Figure data in JSON:
============================================================

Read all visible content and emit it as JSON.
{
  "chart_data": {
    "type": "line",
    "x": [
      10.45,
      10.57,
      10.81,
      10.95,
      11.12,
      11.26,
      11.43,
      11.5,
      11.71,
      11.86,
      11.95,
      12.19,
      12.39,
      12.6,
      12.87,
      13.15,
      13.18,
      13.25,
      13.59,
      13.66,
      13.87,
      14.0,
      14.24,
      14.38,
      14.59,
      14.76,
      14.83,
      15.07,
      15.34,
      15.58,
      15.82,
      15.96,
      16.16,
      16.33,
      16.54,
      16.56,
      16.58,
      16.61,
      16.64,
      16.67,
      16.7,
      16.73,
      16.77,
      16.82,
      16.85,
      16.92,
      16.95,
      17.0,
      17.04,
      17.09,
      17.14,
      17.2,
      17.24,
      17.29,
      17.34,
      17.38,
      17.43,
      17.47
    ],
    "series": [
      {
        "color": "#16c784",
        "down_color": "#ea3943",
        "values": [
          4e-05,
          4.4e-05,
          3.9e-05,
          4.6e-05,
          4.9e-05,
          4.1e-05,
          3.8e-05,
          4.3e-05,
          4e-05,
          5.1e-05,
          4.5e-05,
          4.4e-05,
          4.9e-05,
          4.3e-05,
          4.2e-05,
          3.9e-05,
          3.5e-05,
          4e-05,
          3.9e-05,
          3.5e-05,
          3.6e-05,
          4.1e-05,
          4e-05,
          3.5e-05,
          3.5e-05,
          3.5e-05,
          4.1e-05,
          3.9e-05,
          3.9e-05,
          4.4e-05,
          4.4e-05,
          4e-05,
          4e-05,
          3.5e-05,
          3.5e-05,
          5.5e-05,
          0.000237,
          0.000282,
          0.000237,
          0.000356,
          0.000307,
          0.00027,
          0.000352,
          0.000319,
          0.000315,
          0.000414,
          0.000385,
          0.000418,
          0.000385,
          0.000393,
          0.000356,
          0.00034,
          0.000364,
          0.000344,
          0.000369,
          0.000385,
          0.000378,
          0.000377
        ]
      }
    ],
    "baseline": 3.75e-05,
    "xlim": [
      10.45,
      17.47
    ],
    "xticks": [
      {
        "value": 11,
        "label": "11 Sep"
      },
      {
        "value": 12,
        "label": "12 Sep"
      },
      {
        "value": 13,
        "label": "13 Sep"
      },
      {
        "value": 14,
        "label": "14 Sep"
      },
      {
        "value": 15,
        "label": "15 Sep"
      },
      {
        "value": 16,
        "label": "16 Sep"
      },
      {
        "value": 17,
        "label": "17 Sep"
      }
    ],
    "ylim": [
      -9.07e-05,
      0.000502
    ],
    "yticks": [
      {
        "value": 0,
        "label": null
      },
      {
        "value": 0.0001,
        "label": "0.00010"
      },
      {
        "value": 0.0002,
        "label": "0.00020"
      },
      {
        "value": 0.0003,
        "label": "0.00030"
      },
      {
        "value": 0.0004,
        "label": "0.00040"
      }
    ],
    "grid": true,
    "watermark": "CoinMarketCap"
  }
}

============================================================

EXERCISE REQUIREMENTS -> Restate the whole listing exactly, leaving out nothing.

CORRECT ANSWER ->
Read all visible content and emit it as JSON.
{
  "chart_data": {
    "type": "line",
    "x": [
      10.45,
      10.57,
      10.81,
      10.95,
      11.12,
      11.26,
      11.43,
      11.5,
      11.71,
      11.86,
      11.95,
      12.19,
      12.39,
      12.6,
      12.87,
      13.15,
      13.18,
      13.25,
      13.59,
      13.66,
      13.87,
      14.0,
      14.24,
      14.38,
      14.59,
      14.76,
      14.83,
      15.07,
      15.34,
      15.58,
      15.82,
      15.96,
      16.16,
      16.33,
      16.54,
      16.56,
      16.58,
      16.61,
      16.64,
      16.67,
      16.7,
      16.73,
      16.77,
      16.82,
      16.85,
      16.92,
      16.95,
      17.0,
      17.04,
      17.09,
      17.14,
      17.2,
      17.24,
      17.29,
      17.34,
      17.38,
      17.43,
      17.47
    ],
    "series": [
      {
        "color": "#16c784",
        "down_color": "#ea3943",
        "values": [
          4e-05,
          4.4e-05,
          3.9e-05,
          4.6e-05,
          4.9e-05,
          4.1e-05,
          3.8e-05,
          4.3e-05,
          4e-05,
          5.1e-05,
          4.5e-05,
          4.4e-05,
          4.9e-05,
          4.3e-05,
          4.2e-05,
          3.9e-05,
          3.5e-05,
          4e-05,
          3.9e-05,
          3.5e-05,
          3.6e-05,
          4.1e-05,
          4e-05,
          3.5e-05,
          3.5e-05,
          3.5e-05,
          4.1e-05,
          3.9e-05,
          3.9e-05,
          4.4e-05,
          4.4e-05,
          4e-05,
          4e-05,
          3.5e-05,
          3.5e-05,
          5.5e-05,
          0.000237,
          0.000282,
          0.000237,
          0.000356,
          0.000307,
          0.00027,
          0.000352,
          0.000319,
          0.000315,
          0.000414,
          0.000385,
          0.000418,
          0.000385,
          0.000393,
          0.000356,
          0.00034,
          0.000364,
          0.000344,
          0.000369,
          0.000385,
          0.000378,
          0.000377
        ]
      }
    ],
    "baseline": 3.75e-05,
    "xlim": [
      10.45,
      17.47
    ],
    "xticks": [
      {
        "value": 11,
        "label": "11 Sep"
      },
      {
        "value": 12,
        "label": "12 Sep"
      },
      {
        "value": 13,
        "label": "13 Sep"
      },
      {
        "value": 14,
        "label": "14 Sep"
      },
      {
        "value": 15,
        "label": "15 Sep"
      },
      {
        "value": 16,
        "label": "16 Sep"
      },
      {
        "value": 17,
        "label": "17 Sep"
      }
    ],
    "ylim": [
      -9.07e-05,
      0.000502
    ],
    "yticks": [
      {
        "value": 0,
        "label": null
      },
      {
        "value": 0.0001,
        "label": "0.00010"
      },
      {
        "value": 0.0002,
        "label": "0.00020"
      },
      {
        "value": 0.0003,
        "label": "0.00030"
      },
      {
        "value": 0.0004,
        "label": "0.00040"
      }
    ],
    "grid": true,
    "watermark": "CoinMarketCap"
  }
}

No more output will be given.